■ **実施する作業**:
1. 車止めに関する本文のうち、「ところで、このような車止めの」と「解決することはできなかった。」の間を、両端も含めて書き写してもらえますか？
2. 「position」という文字列を含む記録の行をすべて抜き出してもらえますか？大文字と小文字は区別します。

■ **本文**:

---+---

本発明は、車両や歩行者等の通行を制限するための支柱を立設するための車止めに関し、とくに地表に段差や突出部分を生じない車止めに関する。
従来、車両や歩行者等の通行を制限することを目的として、あらかじめ車止めを地中に埋設しておき、この車止めの上端開口に所定高さの支柱を挿嵌することで、当該支柱を地表に立設することが知られている。そして、この車止めには、未使用時に土砂やゴミ等が流入することを防止するために、支柱が挿嵌される上端開口を塞ぐための開閉自在な蓋体が支軸(ヒンジ等)によって一体に設けられている。
ところで、このような車止めの未使用時には、蓋体が上端開口に嵌め込まれて支柱を立設できないようにしている。このとき、車止めの上端開口に嵌め込まれた蓋体の表面が地表から突出して段差を生じることがあった。また、車止めの使用時には、上端開口から取り外された蓋体が地表から突出した状態になっていた。このように、車止めによって地表に段差や突出部分が生じると、歩行者がこのような段差等に躓いて怪我をしたり、車両がこのような突出部分等に接触して損傷したりする問題があった。
そこで、従来より、地表に段差や突出部分を生じることを防止した車止めが各種提案されている。例えば、車両通行止め状態では車止め本体を施錠するための係止手段が地面から突出される一方、車両通行止め状態を解除すると係止手段が地面から突出するとともに、蓋が地面から突出することなく閉じられた状態となる車止め装置が知られている(例えば、特許文献1参照)。また、車止め支柱の上部に口筒体の鍔縁部の周囲を所定の間隙を介して囲繞し、かつ鍔縁部の露出面と面一となるコンクリートレベル指標縁を具備する環状縁切り部材を配設して、周囲に打設されたコンクリートの仕上げレベル面との間に段差が生じないようにした車止め支柱が知られている(例えば、特許文献2参照)。
特開平10−168845号公報 特開2006−9399号公報
しかしながら、特許文献1および2に記載の発明では、地中に埋設される車止めに一体に設けられた開閉自在な蓋体に起因して大きな段差や突出部分が生じてしまい、歩行者や車両等に危害を及ぼしてしまうという問題を解決することはできなかった。
特に、開閉可能な蓋体を一体として有する車止めでは、その上端開口を開放させる方向に蓋体を所定量回転させると、当該蓋体が車止めの上端開口縁部に当接する。そして、この蓋体は、車止めの上端開口縁部に当接した位置で、地表に対して傾斜するように起立した状態に保持されることになる。このような状態で、例えば車止めに支柱を挿嵌し忘れたり、あるいは車止めから支柱を抜脱したが蓋体を閉め忘れた場合には、地表に車椅子の上端開口が露出され、かつ、蓋体が地表から大きく突出することになるため、車両や歩行者により大きな危害をもたらすおそれがあった。

---+---

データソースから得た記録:
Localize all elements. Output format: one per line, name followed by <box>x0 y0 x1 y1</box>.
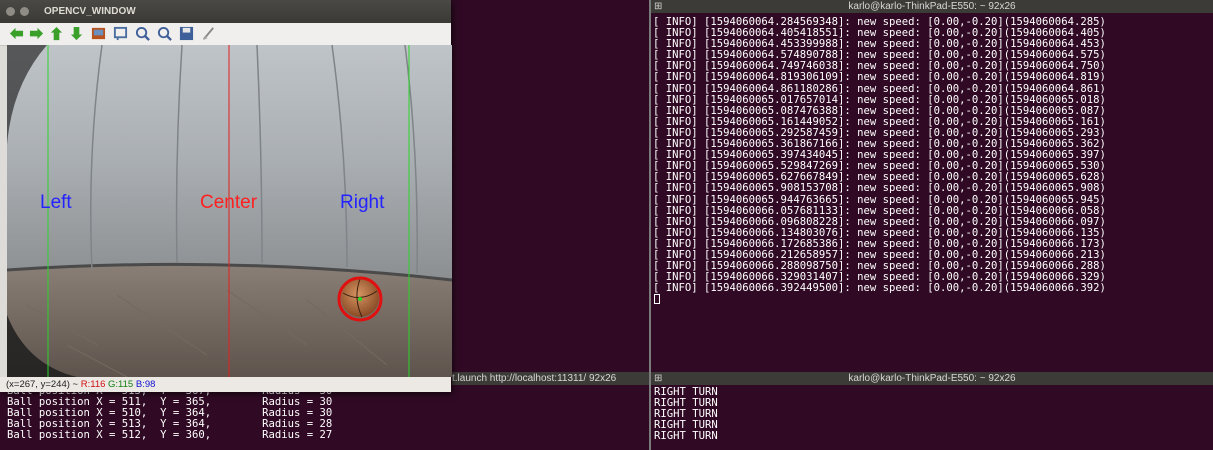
close-window-icon[interactable] <box>6 7 15 16</box>
speed-log-line: [ INFO] [1594060066.392449500]: new spee… <box>653 282 1106 295</box>
turn-output: RIGHT TURN RIGHT TURN RIGHT TURN RIGHT TURN… <box>651 385 1213 442</box>
arrow-right-icon[interactable] <box>29 26 44 41</box>
speed-log-line: [ INFO] [1594060065.944763665]: new spee… <box>653 193 1106 206</box>
left-zone-label: Left <box>40 192 72 213</box>
clear-icon[interactable] <box>201 26 216 41</box>
pixel-coords: (x=267, y=244) ~ <box>6 379 79 390</box>
speed-terminal[interactable]: [ INFO] [1594060064.284569348]: new spee… <box>651 13 1213 372</box>
camera-image[interactable]: Left Center Right <box>7 45 452 377</box>
zoom-out-icon[interactable] <box>157 26 172 41</box>
turn-output-line: RIGHT TURN <box>654 386 718 398</box>
save-image-icon[interactable] <box>91 26 106 41</box>
roslaunch-terminal-bottom[interactable] <box>452 385 649 450</box>
turn-terminal-titlebar[interactable]: ⊞ karlo@karlo-ThinkPad-E550: ~ 92x26 <box>651 372 1213 385</box>
opencv-window-titlebar[interactable]: OPENCV_WINDOW <box>0 0 451 23</box>
pixel-red-value: R:116 <box>80 379 106 390</box>
zoom-in-icon[interactable] <box>135 26 150 41</box>
ball-position-line: Ball position X = 512, Y = 360, Radius =… <box>7 429 333 442</box>
turn-terminal-title: karlo@karlo-ThinkPad-E550: ~ 92x26 <box>848 373 1016 384</box>
speed-terminal-title: karlo@karlo-ThinkPad-E550: ~ 92x26 <box>848 1 1016 12</box>
turn-output-line: RIGHT TURN <box>654 408 718 421</box>
properties-icon[interactable] <box>113 26 128 41</box>
pixel-blue-value: B:98 <box>135 379 156 390</box>
turn-terminal[interactable]: RIGHT TURN RIGHT TURN RIGHT TURN RIGHT TURN… <box>651 385 1213 450</box>
arrow-left-icon[interactable] <box>9 26 24 41</box>
center-zone-label: Center <box>200 192 258 213</box>
ball-center-marker <box>358 297 362 301</box>
ball-position-terminal[interactable]: Ball position X = 513, Y = 367, Radius =… <box>0 385 452 450</box>
turn-output-line: RIGHT TURN <box>654 430 718 443</box>
speed-terminal-titlebar[interactable]: ⊞ karlo@karlo-ThinkPad-E550: ~ 92x26 <box>651 0 1213 13</box>
speed-log-output: [ INFO] [1594060064.284569348]: new spee… <box>651 13 1213 294</box>
pixel-green-value: G:115 <box>108 379 134 390</box>
turn-output-line: RIGHT TURN <box>654 397 718 410</box>
save-icon[interactable] <box>179 26 194 41</box>
opencv-window[interactable]: OPENCV_WINDOW Left Center Right (x=267, … <box>0 0 452 392</box>
turn-output-line: RIGHT TURN <box>654 419 718 432</box>
roslaunch-terminal[interactable] <box>452 0 649 372</box>
roslaunch-terminal-title: t.launch http://localhost:11311/ 92x26 <box>452 373 617 384</box>
terminal-icon: ⊞ <box>654 1 663 12</box>
speed-log-line: [ INFO] [1594060064.861180286]: new spee… <box>653 82 1106 95</box>
speed-log-line: [ INFO] [1594060065.908153708]: new spee… <box>653 182 1106 195</box>
arrow-up-icon[interactable] <box>49 26 64 41</box>
opencv-window-title: OPENCV_WINDOW <box>44 6 136 17</box>
terminal-icon: ⊞ <box>654 373 663 384</box>
terminal-cursor <box>654 294 660 305</box>
opencv-statusbar: (x=267, y=244) ~ R:116 G:115 B:98 <box>0 377 451 392</box>
ball-position-output: Ball position X = 513, Y = 367, Radius =… <box>0 385 452 441</box>
right-zone-label: Right <box>340 192 385 213</box>
arrow-down-icon[interactable] <box>69 26 84 41</box>
roslaunch-terminal-titlebar[interactable]: t.launch http://localhost:11311/ 92x26 <box>452 372 649 385</box>
minimize-window-icon[interactable] <box>20 7 29 16</box>
opencv-toolbar <box>0 23 451 46</box>
speed-log-line: [ INFO] [1594060064.819306109]: new spee… <box>653 71 1106 84</box>
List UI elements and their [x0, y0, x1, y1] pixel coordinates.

---+---

■ **作業の結果**:
1.
ところで、このような車止めの未使用時には、蓋体が上端開口に嵌め込まれて支柱を立設できないようにしている。このとき、車止めの上端開口に嵌め込まれた蓋体の表面が地表から突出して段差を生じることがあった。また、車止めの使用時には、上端開口から取り外された蓋体が地表から突出した状態になっていた。このように、車止めによって地表に段差や突出部分が生じると、歩行者がこのような段差等に躓いて怪我をしたり、車両がこのような突出部分等に接触して損傷したりする問題があった。
そこで、従来より、地表に段差や突出部分を生じることを防止した車止めが各種提案されている。例えば、車両通行止め状態では車止め本体を施錠するための係止手段が地面から突出される一方、車両通行止め状態を解除すると係止手段が地面から突出するとともに、蓋が地面から突出することなく閉じられた状態となる車止め装置が知られている(例えば、特許文献1参照)。また、車止め支柱の上部に口筒体の鍔縁部の周囲を所定の間隙を介して囲繞し、かつ鍔縁部の露出面と面一となるコンクリートレベル指標縁を具備する環状縁切り部材を配設して、周囲に打設されたコンクリートの仕上げレベル面との間に段差が生じないようにした車止め支柱が知られている(例えば、特許文献2参照)。
特開平10−168845号公報 特開2006−9399号公報
しかしながら、特許文献1および2に記載の発明では、地中に埋設される車止めに一体に設けられた開閉自在な蓋体に起因して大きな段差や突出部分が生じてしまい、歩行者や車両等に危害を及ぼしてしまうという問題を解決することはできなかった。

2.
ball-position-line: Ball position X = 512, Y = 360, Radius =… <box>7 429 333 442</box>
ball-position-terminal[interactable]: Ball position X = 513, Y = 367, Radius =… <box>0 385 452 450</box>
ball-position-output: Ball position X = 513, Y = 367, Radius =… <box>0 385 452 441</box>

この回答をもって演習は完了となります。